++++ Alıntı metin
Gerek 1992'de Yazıcıoğlu'nun açıkladığı Milli Mutabakat metnindeki “Allah'ın birliği ve risalesi dışında her türlü farklılığın; her türlü görüş ve kavrayış biçiminin meşru kabul edilmesi” şeklindeki sivil yaklaşım ve gerekse partisinin 1993'te yaptığı ilk kurultayda açılan “Allah Yolunda Ezelden Gelip Ebede Gidenleriz”, “Çağımız İslam'da Birliktir”, “Ne AGİK, Ne AT; Yaşasın İslam Birliği” pankartları, 1977 Ankara Konak Sineması'nda önerilen ülkücü anlayışın devamından başka bir şey değildir.

Ortodoks ülkücü yapıdan yıkıcı eleştiriler yaparak kopan bu damarın oturduğu ana zemin her şeyden önce resmî ideoloji, statüko karşıtlığıdır.

70'lerden Milli Mutabakat Metni'ne, 28 Şubat ve 27 Nisan e-muhtırasında takınılan darbe karşıtı sivil tutumdan 2010 anayasa referandumuna kadar uzanan tarihsel bir çizgi var önümüzde.

Ancak güçlü kuramsal metinleri olmayan ve entelektüel unsurlarını kaybeden bu yapının zaman zaman zihnî geri dönüşler yaşadığını görüyoruz.

İslam'la biçimlenmiş Türk tarihinin, kimliğinin yok sayılarak, yeni bir ulus yaratmanın zeminini üretmeye dönük bozkurt, Ergenekon gibi Avrupa tarzı uluslaştırmayla mito-politik araçlara geri dönen, Türkçüler gününü kutlamaya başlayan, son kurultaylarında salona devasa bozkurt resimleri asan, “varlığım Türk varlığına armağan olsun” türü resmi ideolojinin argümanlarını kullanan bu yapının kısaca anlatmaya çalıştığım ve Anadolu sosyolojisine yaslanan ülkücülükten uzaklaşan boşlukları var.

Her şeyden evvel rahmetli Yazıcıoğlu'nun cenazesi için gelen Irak Kürdistan İslam Birliği Partisi Başkanı Selahaddin M.Bahaddin'in “Türkiye kadar Irak'ı ve Kürt kardeşlerinin sorunlarını da dert edinmişti.” cümlesinin nasıl bir paradigma yarılması ortaya koyduğunu yeniden yorumlamalı bu Anadolu çocukları.

25 Mart 2009 tarihinde soru işaretleri taşıyan helikopter kazası ile ülkücü hareket içerisinde tarihsel sürekliliği mevcut bir damarı temsil eden Muhsin Yazıcıoğlu aramızdan ayrıldı.

Liderliğini yaptığı siyasal organizasyonun seçimlerde çok düşük yüzdelere karşılık gelmesine rağmen cenazesi, toplumun her kesiminden yüz binleri Ankara’ya sürükleyecek kadar gösterişli oldu.

22 yaşında ve hemen hergün cenazelerin kalktığı 70’lerin ikinci yarısında Ülkü Ocakları Genel Başkanlığı gibi büyük bir sorumluluğu omuzlarına alan Yazıcıoğlu’nun, toplumun farklı katmanlarında meydana getirdiği kabul edilirliğinin köklerini 80 öncesinin şartlarından itibaren anlamaya başlamak gerekiyor.
++++++++
++++ Kayıtlı bilgiler
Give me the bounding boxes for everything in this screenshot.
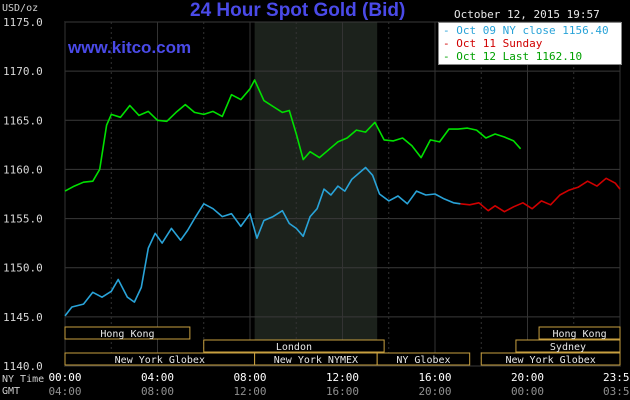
- session-label: New York Globex: [505, 355, 595, 366]
- y-tick-label: 1165.0: [3, 114, 43, 127]
- session-bar: [480, 352, 621, 366]
- ny-time-label: NY Time: [2, 374, 45, 385]
- chart-title: 24 Hour Spot Gold (Bid): [190, 0, 406, 21]
- x-tick-ny: 16:00: [418, 371, 451, 384]
- session-label: Sydney: [550, 342, 586, 353]
- date-label: October 12, 2015 19:57: [454, 8, 600, 21]
- legend-item-oct11: - Oct 11 Sunday: [443, 37, 543, 50]
- legend: - Oct 09 NY close 1156.40 - Oct 11 Sunda…: [438, 22, 622, 65]
- series-line-1: [460, 177, 621, 213]
- unit-label: USD/oz: [2, 3, 39, 14]
- x-tick-ny: 00:00: [48, 371, 81, 384]
- y-tick-label: 1160.0: [3, 163, 43, 176]
- gmt-label: GMT: [2, 386, 21, 397]
- session-label: London: [276, 342, 312, 353]
- x-tick-gmt: 04:00: [48, 385, 81, 398]
- x-tick-gmt: 12:00: [233, 385, 266, 398]
- session-bar: [538, 326, 621, 340]
- nymex-shade: [254, 22, 378, 366]
- x-tick-gmt: 08:00: [141, 385, 174, 398]
- session-bar: [64, 326, 191, 340]
- y-tick-label: 1150.0: [3, 262, 43, 275]
- x-tick-ny: 08:00: [233, 371, 266, 384]
- session-label: Hong Kong: [552, 329, 606, 340]
- legend-item-oct12: - Oct 12 Last 1162.10: [443, 50, 583, 63]
- x-tick-gmt: 20:00: [418, 385, 451, 398]
- session-label: New York Globex: [115, 355, 205, 366]
- x-tick-ny: 20:00: [511, 371, 544, 384]
- session-label: NY Globex: [396, 355, 450, 366]
- session-bar: [203, 339, 385, 353]
- y-tick-label: 1145.0: [3, 311, 43, 324]
- x-tick-ny: 23:59: [603, 371, 630, 384]
- y-tick-label: 1155.0: [3, 213, 43, 226]
- session-bar: [376, 352, 471, 366]
- series-line-2: [64, 79, 522, 192]
- legend-item-oct09: - Oct 09 NY close 1156.40: [443, 24, 609, 37]
- x-tick-gmt: 16:00: [326, 385, 359, 398]
- y-tick-label: 1170.0: [3, 65, 43, 78]
- x-tick-ny: 12:00: [326, 371, 359, 384]
- x-tick-gmt: 00:00: [511, 385, 544, 398]
- x-tick-gmt: 03:59: [603, 385, 630, 398]
- y-tick-label: 1175.0: [3, 16, 43, 29]
- session-bar: [515, 339, 621, 353]
- y-tick-label: 1140.0: [3, 360, 43, 373]
- site-link[interactable]: www.kitco.com: [68, 38, 192, 57]
- series-line-0: [64, 166, 461, 317]
- session-label: New York NYMEX: [274, 355, 358, 366]
- session-label: Hong Kong: [100, 329, 154, 340]
- x-tick-ny: 04:00: [141, 371, 174, 384]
++++++++
Muhsin Yazıcıoğlu hakkındaki yazıya göre Yazıcıoğlu, Ülkü Ocakları Genel Başkanlığı'nı kaç yaşında üstlendi?

22 yaşında.